Work required:
Print the data that follows exactly.

═══

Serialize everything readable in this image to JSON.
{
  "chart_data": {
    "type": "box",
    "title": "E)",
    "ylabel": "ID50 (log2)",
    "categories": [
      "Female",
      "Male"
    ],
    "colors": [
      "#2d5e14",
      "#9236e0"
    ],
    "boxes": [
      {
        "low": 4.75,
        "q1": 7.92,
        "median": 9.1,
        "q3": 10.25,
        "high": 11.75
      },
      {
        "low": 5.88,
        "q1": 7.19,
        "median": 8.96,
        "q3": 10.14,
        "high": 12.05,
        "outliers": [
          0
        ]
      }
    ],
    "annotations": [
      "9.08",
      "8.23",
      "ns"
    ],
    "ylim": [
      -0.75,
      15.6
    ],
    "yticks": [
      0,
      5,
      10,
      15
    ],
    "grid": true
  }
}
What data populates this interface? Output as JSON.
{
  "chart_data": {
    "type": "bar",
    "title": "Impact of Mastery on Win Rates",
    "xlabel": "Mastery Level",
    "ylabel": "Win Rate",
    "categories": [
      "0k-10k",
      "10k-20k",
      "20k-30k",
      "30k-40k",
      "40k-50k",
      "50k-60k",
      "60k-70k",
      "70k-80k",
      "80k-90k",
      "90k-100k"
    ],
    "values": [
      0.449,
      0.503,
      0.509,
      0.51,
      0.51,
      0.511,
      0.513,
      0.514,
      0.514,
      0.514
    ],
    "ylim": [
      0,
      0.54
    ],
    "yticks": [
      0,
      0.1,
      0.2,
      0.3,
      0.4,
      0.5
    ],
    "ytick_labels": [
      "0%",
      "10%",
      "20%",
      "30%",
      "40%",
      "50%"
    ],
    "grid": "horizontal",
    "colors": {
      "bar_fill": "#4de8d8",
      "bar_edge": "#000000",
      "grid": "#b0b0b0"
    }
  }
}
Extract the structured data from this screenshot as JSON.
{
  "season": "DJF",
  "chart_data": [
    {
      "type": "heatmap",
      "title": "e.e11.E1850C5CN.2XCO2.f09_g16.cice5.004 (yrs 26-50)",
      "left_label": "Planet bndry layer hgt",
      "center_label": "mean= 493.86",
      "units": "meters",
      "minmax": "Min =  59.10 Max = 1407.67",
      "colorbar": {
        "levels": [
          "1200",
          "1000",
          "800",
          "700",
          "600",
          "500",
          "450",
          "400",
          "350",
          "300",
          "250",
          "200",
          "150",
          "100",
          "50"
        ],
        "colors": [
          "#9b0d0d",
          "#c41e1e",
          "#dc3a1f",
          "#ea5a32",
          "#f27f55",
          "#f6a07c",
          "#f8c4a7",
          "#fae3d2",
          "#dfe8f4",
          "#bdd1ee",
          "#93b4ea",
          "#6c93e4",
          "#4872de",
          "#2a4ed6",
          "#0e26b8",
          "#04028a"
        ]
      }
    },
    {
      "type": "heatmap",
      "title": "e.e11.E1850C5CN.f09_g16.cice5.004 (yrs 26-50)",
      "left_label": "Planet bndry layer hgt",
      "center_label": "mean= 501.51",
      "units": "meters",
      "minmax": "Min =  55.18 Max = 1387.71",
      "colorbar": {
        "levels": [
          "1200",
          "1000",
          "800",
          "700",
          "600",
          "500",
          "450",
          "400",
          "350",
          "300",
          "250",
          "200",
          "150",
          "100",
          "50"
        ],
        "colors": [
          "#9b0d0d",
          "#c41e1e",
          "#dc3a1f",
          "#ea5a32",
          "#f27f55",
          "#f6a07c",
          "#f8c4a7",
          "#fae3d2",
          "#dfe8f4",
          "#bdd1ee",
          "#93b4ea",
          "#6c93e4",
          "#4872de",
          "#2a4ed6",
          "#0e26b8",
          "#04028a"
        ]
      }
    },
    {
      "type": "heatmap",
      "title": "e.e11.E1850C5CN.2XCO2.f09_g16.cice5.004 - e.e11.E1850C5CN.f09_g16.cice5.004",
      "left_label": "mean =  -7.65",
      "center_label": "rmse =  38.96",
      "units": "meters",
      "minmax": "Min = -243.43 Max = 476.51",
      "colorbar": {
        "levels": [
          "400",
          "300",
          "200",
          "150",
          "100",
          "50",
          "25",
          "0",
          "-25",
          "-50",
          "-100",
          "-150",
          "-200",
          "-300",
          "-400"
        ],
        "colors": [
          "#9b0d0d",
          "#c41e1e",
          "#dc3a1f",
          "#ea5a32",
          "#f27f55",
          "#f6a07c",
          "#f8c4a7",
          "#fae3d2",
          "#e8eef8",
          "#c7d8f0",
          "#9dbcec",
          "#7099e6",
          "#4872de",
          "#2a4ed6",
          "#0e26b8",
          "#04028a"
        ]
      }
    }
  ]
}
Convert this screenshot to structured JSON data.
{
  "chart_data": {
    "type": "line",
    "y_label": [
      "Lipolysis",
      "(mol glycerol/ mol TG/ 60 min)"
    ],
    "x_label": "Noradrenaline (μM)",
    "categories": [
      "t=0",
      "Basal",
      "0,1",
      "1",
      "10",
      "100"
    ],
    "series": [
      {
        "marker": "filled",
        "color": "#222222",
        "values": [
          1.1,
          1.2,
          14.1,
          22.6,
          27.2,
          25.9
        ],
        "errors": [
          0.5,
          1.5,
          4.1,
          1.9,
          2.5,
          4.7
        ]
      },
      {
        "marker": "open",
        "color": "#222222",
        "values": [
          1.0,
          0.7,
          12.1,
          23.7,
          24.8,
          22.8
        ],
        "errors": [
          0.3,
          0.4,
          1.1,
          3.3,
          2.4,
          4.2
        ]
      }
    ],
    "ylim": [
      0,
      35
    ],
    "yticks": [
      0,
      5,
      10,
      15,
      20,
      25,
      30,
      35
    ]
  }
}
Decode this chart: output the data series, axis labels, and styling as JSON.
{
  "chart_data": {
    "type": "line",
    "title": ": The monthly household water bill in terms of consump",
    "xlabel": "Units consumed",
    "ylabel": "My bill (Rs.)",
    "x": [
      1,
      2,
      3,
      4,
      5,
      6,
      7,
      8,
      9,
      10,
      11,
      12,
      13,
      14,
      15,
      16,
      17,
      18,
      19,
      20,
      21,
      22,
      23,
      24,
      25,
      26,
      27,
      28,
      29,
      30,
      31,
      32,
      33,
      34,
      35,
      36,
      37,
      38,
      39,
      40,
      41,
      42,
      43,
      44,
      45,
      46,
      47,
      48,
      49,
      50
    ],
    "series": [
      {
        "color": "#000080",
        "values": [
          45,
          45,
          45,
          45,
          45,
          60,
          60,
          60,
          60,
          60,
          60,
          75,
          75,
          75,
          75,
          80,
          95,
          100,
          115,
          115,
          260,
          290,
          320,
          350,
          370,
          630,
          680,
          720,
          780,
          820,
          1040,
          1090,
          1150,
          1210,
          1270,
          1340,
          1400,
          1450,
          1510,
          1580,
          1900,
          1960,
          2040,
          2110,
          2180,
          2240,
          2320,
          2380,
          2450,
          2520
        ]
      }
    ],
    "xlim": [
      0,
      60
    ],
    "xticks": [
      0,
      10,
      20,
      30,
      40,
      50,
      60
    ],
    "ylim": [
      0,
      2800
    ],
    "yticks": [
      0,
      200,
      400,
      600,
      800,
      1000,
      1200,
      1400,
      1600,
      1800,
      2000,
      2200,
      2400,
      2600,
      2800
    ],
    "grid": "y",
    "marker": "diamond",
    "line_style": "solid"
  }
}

═══

Result of this task:
Serialize everything readable in this image to JSON.
{
  "chart_data": {
    "type": "box",
    "title": "E)",
    "ylabel": "ID50 (log2)",
    "categories": [
      "Female",
      "Male"
    ],
    "colors": [
      "#2d5e14",
      "#9236e0"
    ],
    "boxes": [
      {
        "low": 4.75,
        "q1": 7.92,
        "median": 9.1,
        "q3": 10.25,
        "high": 11.75
      },
      {
        "low": 5.88,
        "q1": 7.19,
        "median": 8.96,
        "q3": 10.14,
        "high": 12.05,
        "outliers": [
          0
        ]
      }
    ],
    "annotations": [
      "9.08",
      "8.23",
      "ns"
    ],
    "ylim": [
      -0.75,
      15.6
    ],
    "yticks": [
      0,
      5,
      10,
      15
    ],
    "grid": true
  }
}
What data populates this interface? Output as JSON.
{
  "chart_data": {
    "type": "bar",
    "title": "Impact of Mastery on Win Rates",
    "xlabel": "Mastery Level",
    "ylabel": "Win Rate",
    "categories": [
      "0k-10k",
      "10k-20k",
      "20k-30k",
      "30k-40k",
      "40k-50k",
      "50k-60k",
      "60k-70k",
      "70k-80k",
      "80k-90k",
      "90k-100k"
    ],
    "values": [
      0.449,
      0.503,
      0.509,
      0.51,
      0.51,
      0.511,
      0.513,
      0.514,
      0.514,
      0.514
    ],
    "ylim": [
      0,
      0.54
    ],
    "yticks": [
      0,
      0.1,
      0.2,
      0.3,
      0.4,
      0.5
    ],
    "ytick_labels": [
      "0%",
      "10%",
      "20%",
      "30%",
      "40%",
      "50%"
    ],
    "grid": "horizontal",
    "colors": {
      "bar_fill": "#4de8d8",
      "bar_edge": "#000000",
      "grid": "#b0b0b0"
    }
  }
}
Extract the structured data from this screenshot as JSON.
{
  "season": "DJF",
  "chart_data": [
    {
      "type": "heatmap",
      "title": "e.e11.E1850C5CN.2XCO2.f09_g16.cice5.004 (yrs 26-50)",
      "left_label": "Planet bndry layer hgt",
      "center_label": "mean= 493.86",
      "units": "meters",
      "minmax": "Min =  59.10 Max = 1407.67",
      "colorbar": {
        "levels": [
          "1200",
          "1000",
          "800",
          "700",
          "600",
          "500",
          "450",
          "400",
          "350",
          "300",
          "250",
          "200",
          "150",
          "100",
          "50"
        ],
        "colors": [
          "#9b0d0d",
          "#c41e1e",
          "#dc3a1f",
          "#ea5a32",
          "#f27f55",
          "#f6a07c",
          "#f8c4a7",
          "#fae3d2",
          "#dfe8f4",
          "#bdd1ee",
          "#93b4ea",
          "#6c93e4",
          "#4872de",
          "#2a4ed6",
          "#0e26b8",
          "#04028a"
        ]
      }
    },
    {
      "type": "heatmap",
      "title": "e.e11.E1850C5CN.f09_g16.cice5.004 (yrs 26-50)",
      "left_label": "Planet bndry layer hgt",
      "center_label": "mean= 501.51",
      "units": "meters",
      "minmax": "Min =  55.18 Max = 1387.71",
      "colorbar": {
        "levels": [
          "1200",
          "1000",
          "800",
          "700",
          "600",
          "500",
          "450",
          "400",
          "350",
          "300",
          "250",
          "200",
          "150",
          "100",
          "50"
        ],
        "colors": [
          "#9b0d0d",
          "#c41e1e",
          "#dc3a1f",
          "#ea5a32",
          "#f27f55",
          "#f6a07c",
          "#f8c4a7",
          "#fae3d2",
          "#dfe8f4",
          "#bdd1ee",
          "#93b4ea",
          "#6c93e4",
          "#4872de",
          "#2a4ed6",
          "#0e26b8",
          "#04028a"
        ]
      }
    },
    {
      "type": "heatmap",
      "title": "e.e11.E1850C5CN.2XCO2.f09_g16.cice5.004 - e.e11.E1850C5CN.f09_g16.cice5.004",
      "left_label": "mean =  -7.65",
      "center_label": "rmse =  38.96",
      "units": "meters",
      "minmax": "Min = -243.43 Max = 476.51",
      "colorbar": {
        "levels": [
          "400",
          "300",
          "200",
          "150",
          "100",
          "50",
          "25",
          "0",
          "-25",
          "-50",
          "-100",
          "-150",
          "-200",
          "-300",
          "-400"
        ],
        "colors": [
          "#9b0d0d",
          "#c41e1e",
          "#dc3a1f",
          "#ea5a32",
          "#f27f55",
          "#f6a07c",
          "#f8c4a7",
          "#fae3d2",
          "#e8eef8",
          "#c7d8f0",
          "#9dbcec",
          "#7099e6",
          "#4872de",
          "#2a4ed6",
          "#0e26b8",
          "#04028a"
        ]
      }
    }
  ]
}
Convert this screenshot to structured JSON data.
{
  "chart_data": {
    "type": "line",
    "y_label": [
      "Lipolysis",
      "(mol glycerol/ mol TG/ 60 min)"
    ],
    "x_label": "Noradrenaline (μM)",
    "categories": [
      "t=0",
      "Basal",
      "0,1",
      "1",
      "10",
      "100"
    ],
    "series": [
      {
        "marker": "filled",
        "color": "#222222",
        "values": [
          1.1,
          1.2,
          14.1,
          22.6,
          27.2,
          25.9
        ],
        "errors": [
          0.5,
          1.5,
          4.1,
          1.9,
          2.5,
          4.7
        ]
      },
      {
        "marker": "open",
        "color": "#222222",
        "values": [
          1.0,
          0.7,
          12.1,
          23.7,
          24.8,
          22.8
        ],
        "errors": [
          0.3,
          0.4,
          1.1,
          3.3,
          2.4,
          4.2
        ]
      }
    ],
    "ylim": [
      0,
      35
    ],
    "yticks": [
      0,
      5,
      10,
      15,
      20,
      25,
      30,
      35
    ]
  }
}
Decode this chart: output the data series, axis labels, and styling as JSON.
{
  "chart_data": {
    "type": "line",
    "title": ": The monthly household water bill in terms of consump",
    "xlabel": "Units consumed",
    "ylabel": "My bill (Rs.)",
    "x": [
      1,
      2,
      3,
      4,
      5,
      6,
      7,
      8,
      9,
      10,
      11,
      12,
      13,
      14,
      15,
      16,
      17,
      18,
      19,
      20,
      21,
      22,
      23,
      24,
      25,
      26,
      27,
      28,
      29,
      30,
      31,
      32,
      33,
      34,
      35,
      36,
      37,
      38,
      39,
      40,
      41,
      42,
      43,
      44,
      45,
      46,
      47,
      48,
      49,
      50
    ],
    "series": [
      {
        "color": "#000080",
        "values": [
          45,
          45,
          45,
          45,
          45,
          60,
          60,
          60,
          60,
          60,
          60,
          75,
          75,
          75,
          75,
          80,
          95,
          100,
          115,
          115,
          260,
          290,
          320,
          350,
          370,
          630,
          680,
          720,
          780,
          820,
          1040,
          1090,
          1150,
          1210,
          1270,
          1340,
          1400,
          1450,
          1510,
          1580,
          1900,
          1960,
          2040,
          2110,
          2180,
          2240,
          2320,
          2380,
          2450,
          2520
        ]
      }
    ],
    "xlim": [
      0,
      60
    ],
    "xticks": [
      0,
      10,
      20,
      30,
      40,
      50,
      60
    ],
    "ylim": [
      0,
      2800
    ],
    "yticks": [
      0,
      200,
      400,
      600,
      800,
      1000,
      1200,
      1400,
      1600,
      1800,
      2000,
      2200,
      2400,
      2600,
      2800
    ],
    "grid": "y",
    "marker": "diamond",
    "line_style": "solid"
  }
}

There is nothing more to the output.